--- DOCUMENT EXTRACT Enclosed Below ---

2

I was trying to create a default configuration file for activemq with the command

sudo ./activemq setup [ /etc/default/activemq | /home/leo/.activemqrc ]`

Then recieved this message:

INFO: It's recommend to limit access to '/etc/default/activemq' to the priviledged user
INFO: (recommended: chown 'root':nogroup '/etc/default/activemq'; chmod 600 '/etc/default/activemq')

Then I changed the owner and permissions of both /etc/default/activemq and /home/leo/.activemqrc with

chown root:nogroup ~/activemqrc; chmod 600 ~/.activemqrc


Changing the permissions of ~/.activemqrc was undoubtedly a big mistake. I took a look at the permissions on each file and folder on my Home and it says:

The permissions of "Everything" could not be determined

I no longer can access the directories and files in home.


Following the answer from Permission denied on ~ even though owner listed as me I ran the following command:

find ~ -type d -exec chmod 750 \;

and got this output:

find: pred.c:1932: launch: Assertion `starting_desc >= 0' failed.

Is there any way to get back my default configurations?

EDIT

I then tried this:

sudo chown root:root ~/

got no output and then

sudo chmod -R  777 ~/

That pretty much solved my problem but for two files which returned

chmod: cannot access `/home/leo/.gvfs': Permission denied
chmod: cannot access `/home/leo/.config/google-chrome/.com.google.Chrome.Z07tM9': No    such file or directory.

THAT WAS JUST A BAD IDEA.

2

You first attempt to fix it was just missing '{}' but then you made things a lot worse...

There is hardly ever a reason for any file to have 777 permissions, and there is hardly even a good use case for the -R flag when using chmod, because we need directories to be executable in order to enter or stat them, but we rarely want all files to be executable.

--- End of Enclosed DOCUMENT EXTRACT ---

* [PROBLEMS TO WORK ON]
1. Copy from the text on home directory permissions the part that opens with the words containing "Changing the permissions" and closes with "files in home.".
2. Carry on the text on home directory permissions from its final sentence.

--- SOURCE MATERIAL Enclosed Below ---

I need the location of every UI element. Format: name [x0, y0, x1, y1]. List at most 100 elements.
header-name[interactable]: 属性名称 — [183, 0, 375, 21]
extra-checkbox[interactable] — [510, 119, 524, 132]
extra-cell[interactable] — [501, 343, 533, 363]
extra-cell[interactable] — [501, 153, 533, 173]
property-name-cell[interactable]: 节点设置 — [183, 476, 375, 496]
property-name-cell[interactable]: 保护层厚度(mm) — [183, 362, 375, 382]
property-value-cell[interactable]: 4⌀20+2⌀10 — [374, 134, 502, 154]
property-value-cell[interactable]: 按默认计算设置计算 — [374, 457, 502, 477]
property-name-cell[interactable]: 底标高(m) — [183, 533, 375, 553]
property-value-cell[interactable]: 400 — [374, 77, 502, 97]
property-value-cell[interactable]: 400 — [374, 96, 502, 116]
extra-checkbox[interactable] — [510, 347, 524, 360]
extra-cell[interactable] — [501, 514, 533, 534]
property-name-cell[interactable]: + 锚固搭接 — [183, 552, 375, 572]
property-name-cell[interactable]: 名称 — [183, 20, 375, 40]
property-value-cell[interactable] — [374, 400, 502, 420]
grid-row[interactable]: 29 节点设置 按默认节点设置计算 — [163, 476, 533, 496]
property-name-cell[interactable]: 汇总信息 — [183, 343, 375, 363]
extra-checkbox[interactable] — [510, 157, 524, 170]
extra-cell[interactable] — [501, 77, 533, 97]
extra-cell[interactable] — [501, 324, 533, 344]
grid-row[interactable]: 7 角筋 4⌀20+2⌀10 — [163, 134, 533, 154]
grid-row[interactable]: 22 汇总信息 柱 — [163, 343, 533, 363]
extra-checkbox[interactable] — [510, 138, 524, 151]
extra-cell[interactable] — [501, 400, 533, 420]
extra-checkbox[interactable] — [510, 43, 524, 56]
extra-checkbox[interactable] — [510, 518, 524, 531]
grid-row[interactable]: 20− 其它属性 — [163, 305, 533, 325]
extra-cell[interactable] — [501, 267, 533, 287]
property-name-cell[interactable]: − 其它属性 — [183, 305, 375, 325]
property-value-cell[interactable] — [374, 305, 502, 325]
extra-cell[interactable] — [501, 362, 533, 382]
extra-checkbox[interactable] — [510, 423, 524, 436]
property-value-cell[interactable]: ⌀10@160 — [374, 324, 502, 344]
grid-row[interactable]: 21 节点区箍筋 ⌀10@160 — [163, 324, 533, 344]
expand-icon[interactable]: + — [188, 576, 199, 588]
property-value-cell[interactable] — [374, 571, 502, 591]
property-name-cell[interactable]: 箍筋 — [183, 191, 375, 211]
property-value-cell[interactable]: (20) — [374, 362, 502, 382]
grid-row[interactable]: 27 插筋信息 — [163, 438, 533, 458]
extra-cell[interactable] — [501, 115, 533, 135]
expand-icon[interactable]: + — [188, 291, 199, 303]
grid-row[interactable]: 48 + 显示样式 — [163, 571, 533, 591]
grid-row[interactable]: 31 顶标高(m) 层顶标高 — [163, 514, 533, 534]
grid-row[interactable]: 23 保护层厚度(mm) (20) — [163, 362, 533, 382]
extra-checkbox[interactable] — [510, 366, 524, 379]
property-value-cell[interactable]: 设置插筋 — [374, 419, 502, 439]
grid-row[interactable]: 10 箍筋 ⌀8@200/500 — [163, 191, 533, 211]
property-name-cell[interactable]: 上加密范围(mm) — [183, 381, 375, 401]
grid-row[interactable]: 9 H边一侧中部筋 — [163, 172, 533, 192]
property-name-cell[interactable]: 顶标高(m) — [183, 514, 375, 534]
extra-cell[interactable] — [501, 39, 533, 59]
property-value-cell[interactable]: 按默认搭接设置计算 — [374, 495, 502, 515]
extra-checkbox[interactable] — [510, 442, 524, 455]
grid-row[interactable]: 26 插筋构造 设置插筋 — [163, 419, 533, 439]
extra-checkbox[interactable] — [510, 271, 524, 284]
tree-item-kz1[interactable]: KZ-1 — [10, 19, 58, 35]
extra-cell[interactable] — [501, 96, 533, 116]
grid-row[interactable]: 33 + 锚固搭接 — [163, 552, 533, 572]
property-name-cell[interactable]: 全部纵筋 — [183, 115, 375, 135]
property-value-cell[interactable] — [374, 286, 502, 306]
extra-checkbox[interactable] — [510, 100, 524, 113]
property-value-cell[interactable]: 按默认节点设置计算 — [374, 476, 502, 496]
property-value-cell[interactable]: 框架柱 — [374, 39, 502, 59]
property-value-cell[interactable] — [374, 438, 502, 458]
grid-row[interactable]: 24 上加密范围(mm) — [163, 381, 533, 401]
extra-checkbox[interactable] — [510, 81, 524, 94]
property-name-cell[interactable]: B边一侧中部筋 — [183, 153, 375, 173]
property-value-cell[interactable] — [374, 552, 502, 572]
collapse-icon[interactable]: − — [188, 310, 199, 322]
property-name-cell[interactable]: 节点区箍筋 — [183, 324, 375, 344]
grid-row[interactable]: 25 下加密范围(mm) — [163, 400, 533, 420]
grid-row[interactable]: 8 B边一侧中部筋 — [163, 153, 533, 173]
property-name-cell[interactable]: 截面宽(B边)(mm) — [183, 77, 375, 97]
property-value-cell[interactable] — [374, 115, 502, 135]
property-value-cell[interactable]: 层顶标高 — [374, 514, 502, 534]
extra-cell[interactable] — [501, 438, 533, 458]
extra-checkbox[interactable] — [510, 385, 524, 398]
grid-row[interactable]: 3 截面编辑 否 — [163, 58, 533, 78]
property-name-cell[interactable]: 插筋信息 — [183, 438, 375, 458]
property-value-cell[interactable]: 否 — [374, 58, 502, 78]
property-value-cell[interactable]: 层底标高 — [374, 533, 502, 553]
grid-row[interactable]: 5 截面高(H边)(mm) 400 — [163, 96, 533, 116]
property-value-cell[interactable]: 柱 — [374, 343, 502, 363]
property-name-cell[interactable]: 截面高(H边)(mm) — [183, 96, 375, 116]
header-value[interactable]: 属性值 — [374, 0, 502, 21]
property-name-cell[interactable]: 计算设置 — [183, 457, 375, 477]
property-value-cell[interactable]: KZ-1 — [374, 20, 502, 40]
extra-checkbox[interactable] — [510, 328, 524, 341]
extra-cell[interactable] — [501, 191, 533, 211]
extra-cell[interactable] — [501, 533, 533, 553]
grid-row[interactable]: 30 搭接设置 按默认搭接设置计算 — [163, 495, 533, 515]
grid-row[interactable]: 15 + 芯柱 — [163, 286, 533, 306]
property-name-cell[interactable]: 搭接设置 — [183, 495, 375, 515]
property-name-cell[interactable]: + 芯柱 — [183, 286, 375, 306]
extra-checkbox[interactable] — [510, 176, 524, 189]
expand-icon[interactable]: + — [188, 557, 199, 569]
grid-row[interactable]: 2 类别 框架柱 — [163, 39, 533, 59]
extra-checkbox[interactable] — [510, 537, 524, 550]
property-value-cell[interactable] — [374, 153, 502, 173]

--- End of Enclosed SOURCE MATERIAL ---

* [ANSWERS TO THE EXERCISES]
1.
Changing the permissions of ~/.activemqrc was undoubtedly a big mistake. I took a look at the permissions on each file and folder on my Home and it says:

The permissions of "Everything" could not be determined

I no longer can access the directories and files in home.

2.
First, chown your home directory. Logged in as yourself, run

sudo chown -R $USER: ~

If you have simply run something like

chmod 600 ~

Then revert it:

chmod 755 ~

However, if you have run something really ill-advised like (do not execute) chmod -R 777 ~, then fixing the permissions will be more tricky.

find is very helpful for this. Directory permissions in your home will vary, and could be 700, 775, 755 or 750. To err on the side of caution, I would do this:

find ~ -type d -exec chmod 700 '{}' +

So only you can access the directories. You could instead use 755 and then correct these modes:

chmod 700 ~/.local ~/.cache ~/.dbus ~/.thumbnails ~/.gconf ~/.thunderbird

Then files. You might have had some executable scripts in your home but in general files should not be executable. Most files in your home would probably have had 664 or 644 permission, but again to be safe you might want to go with

find ~ -type f -exec chmod 600 '{}' +

This makes it so only you can access the files and directories in your home. If you prefer, Use 644 instead, and then correct the mode of the Xauthority file and a few others:

chmod 600 ~/.Xauthority ~/.ICEauthority ~/.bash_history ~/.local/share/keyrings/* ~/.xsession-errors ~/.lesshst

If you want to be really thorough, you can install a fresh Ubuntu VM or check the permissions of ~ on another machine... something like

find ~ -type d -not -perm 700 -exec stat -c "%n %a" {} \; | tee dirperms

and

find ~ -type f -not -perm 600 -exec stat -c "%n %a" {} \; | tee fileperms

Will generate lists you can use to make corrections.